> _INSTRUCTION_
Determine how many lines include the word "this", then give that number and nothing more.

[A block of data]
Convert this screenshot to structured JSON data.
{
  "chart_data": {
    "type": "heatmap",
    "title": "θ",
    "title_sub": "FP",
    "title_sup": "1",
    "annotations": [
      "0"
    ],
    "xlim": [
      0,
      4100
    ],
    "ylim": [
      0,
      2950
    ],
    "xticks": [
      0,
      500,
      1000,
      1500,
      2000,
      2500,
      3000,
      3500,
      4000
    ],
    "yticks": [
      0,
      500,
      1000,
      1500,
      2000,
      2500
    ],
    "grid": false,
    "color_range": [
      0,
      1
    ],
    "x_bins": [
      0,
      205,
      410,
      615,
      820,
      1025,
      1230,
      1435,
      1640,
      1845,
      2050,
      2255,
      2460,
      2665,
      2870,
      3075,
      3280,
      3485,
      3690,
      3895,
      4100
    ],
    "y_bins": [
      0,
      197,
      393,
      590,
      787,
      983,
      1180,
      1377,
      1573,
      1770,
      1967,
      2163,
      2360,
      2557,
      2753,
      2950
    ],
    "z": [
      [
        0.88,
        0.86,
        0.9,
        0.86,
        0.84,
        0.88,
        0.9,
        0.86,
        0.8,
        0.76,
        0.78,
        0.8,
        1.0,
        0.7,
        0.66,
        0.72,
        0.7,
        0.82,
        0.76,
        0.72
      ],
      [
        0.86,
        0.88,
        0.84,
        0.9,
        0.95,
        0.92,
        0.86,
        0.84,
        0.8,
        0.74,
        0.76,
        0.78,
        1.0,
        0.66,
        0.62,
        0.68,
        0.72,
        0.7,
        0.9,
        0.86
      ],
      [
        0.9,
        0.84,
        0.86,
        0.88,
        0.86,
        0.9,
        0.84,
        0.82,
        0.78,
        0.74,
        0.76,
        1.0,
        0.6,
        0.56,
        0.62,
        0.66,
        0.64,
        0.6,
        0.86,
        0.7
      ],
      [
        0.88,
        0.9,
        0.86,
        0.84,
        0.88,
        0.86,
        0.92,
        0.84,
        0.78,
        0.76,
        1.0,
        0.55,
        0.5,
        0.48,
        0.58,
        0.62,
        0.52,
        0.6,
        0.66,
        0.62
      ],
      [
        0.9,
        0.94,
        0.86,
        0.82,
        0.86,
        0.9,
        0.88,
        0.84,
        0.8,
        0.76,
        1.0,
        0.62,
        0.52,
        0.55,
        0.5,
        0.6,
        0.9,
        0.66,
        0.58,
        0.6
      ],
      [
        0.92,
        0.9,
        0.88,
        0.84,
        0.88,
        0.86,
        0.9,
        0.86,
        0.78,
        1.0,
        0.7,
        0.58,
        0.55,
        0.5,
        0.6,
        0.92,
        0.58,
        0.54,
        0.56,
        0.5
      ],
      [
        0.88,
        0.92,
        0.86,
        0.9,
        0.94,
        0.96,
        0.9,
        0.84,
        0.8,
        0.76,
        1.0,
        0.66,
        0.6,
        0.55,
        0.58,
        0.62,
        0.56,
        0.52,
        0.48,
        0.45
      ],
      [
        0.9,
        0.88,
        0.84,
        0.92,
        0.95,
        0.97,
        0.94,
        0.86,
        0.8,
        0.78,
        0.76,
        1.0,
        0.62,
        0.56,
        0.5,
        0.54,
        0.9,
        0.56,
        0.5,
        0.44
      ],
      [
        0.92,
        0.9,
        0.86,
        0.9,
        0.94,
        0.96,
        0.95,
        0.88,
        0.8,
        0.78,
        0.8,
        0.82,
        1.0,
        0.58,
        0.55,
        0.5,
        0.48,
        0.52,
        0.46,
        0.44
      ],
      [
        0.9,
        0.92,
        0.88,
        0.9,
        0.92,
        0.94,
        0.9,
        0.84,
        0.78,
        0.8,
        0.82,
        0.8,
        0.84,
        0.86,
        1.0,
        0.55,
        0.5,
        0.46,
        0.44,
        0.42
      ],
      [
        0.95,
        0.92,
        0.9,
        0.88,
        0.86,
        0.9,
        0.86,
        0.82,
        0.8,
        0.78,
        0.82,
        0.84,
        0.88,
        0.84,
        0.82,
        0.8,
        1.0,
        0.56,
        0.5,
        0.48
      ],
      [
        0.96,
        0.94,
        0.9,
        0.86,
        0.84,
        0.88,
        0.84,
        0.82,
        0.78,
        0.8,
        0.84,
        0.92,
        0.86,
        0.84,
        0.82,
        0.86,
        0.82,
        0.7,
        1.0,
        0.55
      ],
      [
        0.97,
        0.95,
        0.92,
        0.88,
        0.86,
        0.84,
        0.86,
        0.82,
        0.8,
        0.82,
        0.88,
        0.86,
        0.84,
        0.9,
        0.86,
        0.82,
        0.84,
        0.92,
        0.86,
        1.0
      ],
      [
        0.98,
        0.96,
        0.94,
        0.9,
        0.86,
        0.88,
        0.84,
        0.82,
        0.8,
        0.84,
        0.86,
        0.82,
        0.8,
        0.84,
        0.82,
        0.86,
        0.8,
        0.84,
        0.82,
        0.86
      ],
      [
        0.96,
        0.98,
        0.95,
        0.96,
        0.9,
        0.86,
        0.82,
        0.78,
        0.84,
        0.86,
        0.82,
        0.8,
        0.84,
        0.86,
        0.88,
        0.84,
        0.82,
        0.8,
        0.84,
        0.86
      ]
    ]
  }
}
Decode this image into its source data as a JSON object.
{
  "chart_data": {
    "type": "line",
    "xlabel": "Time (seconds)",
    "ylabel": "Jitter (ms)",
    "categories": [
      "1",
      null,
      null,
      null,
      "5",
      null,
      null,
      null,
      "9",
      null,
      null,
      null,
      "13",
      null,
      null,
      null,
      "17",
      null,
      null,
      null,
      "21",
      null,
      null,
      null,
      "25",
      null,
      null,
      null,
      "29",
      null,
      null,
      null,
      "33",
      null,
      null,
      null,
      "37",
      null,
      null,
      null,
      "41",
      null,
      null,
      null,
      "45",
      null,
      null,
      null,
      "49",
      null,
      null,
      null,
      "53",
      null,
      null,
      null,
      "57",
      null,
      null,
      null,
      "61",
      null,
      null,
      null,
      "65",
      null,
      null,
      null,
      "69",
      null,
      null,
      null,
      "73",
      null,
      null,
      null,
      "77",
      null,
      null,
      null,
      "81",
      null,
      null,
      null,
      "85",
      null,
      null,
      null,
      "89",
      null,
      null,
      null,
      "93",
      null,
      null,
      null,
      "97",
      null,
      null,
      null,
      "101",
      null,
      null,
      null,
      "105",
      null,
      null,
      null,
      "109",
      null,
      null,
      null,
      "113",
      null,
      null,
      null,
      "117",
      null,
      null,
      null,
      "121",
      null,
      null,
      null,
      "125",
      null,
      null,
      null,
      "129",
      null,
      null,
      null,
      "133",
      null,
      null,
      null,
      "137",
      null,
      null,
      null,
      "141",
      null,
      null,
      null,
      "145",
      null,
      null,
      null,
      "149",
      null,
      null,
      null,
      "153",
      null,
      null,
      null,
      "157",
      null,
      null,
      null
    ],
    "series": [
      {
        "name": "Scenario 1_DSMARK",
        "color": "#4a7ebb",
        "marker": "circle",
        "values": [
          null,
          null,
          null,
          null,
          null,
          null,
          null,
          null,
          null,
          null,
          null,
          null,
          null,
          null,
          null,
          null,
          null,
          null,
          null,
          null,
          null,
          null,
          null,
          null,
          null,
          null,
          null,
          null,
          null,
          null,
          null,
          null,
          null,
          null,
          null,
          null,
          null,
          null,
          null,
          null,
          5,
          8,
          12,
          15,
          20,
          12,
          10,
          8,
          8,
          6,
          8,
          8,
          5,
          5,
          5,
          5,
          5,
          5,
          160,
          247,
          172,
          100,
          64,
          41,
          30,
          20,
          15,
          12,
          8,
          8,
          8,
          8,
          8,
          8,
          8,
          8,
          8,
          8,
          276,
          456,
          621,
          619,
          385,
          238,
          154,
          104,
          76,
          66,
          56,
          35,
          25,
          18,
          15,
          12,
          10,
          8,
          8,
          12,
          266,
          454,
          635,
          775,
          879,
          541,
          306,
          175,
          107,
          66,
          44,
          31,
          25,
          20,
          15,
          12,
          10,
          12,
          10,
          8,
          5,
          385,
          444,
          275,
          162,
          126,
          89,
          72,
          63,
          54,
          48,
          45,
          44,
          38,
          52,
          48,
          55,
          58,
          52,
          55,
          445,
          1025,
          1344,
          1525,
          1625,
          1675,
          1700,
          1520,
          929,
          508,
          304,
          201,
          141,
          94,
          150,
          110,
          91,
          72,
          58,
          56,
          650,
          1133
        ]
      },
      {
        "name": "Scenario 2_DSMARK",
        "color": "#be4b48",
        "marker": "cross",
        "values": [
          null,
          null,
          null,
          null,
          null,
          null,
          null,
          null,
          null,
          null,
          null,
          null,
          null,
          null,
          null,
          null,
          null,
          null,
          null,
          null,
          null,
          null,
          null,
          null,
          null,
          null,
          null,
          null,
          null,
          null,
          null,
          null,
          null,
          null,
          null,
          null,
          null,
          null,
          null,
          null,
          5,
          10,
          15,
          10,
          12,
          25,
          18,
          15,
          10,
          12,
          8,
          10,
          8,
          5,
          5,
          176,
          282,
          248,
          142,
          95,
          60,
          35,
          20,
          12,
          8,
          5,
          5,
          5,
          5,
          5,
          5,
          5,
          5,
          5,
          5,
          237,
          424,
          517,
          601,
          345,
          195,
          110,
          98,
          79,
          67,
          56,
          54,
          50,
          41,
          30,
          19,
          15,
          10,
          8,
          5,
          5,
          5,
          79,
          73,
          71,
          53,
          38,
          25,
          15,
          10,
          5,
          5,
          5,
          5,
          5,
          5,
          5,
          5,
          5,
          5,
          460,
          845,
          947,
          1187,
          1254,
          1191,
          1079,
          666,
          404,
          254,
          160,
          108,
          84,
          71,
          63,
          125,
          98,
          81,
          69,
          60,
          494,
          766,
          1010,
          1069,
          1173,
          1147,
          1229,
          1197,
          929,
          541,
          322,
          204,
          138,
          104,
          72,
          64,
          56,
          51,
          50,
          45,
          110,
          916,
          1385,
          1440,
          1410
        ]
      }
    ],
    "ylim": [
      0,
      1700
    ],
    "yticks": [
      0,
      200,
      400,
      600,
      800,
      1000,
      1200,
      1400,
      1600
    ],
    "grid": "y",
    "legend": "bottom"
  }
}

> _FINAL RESULT_
2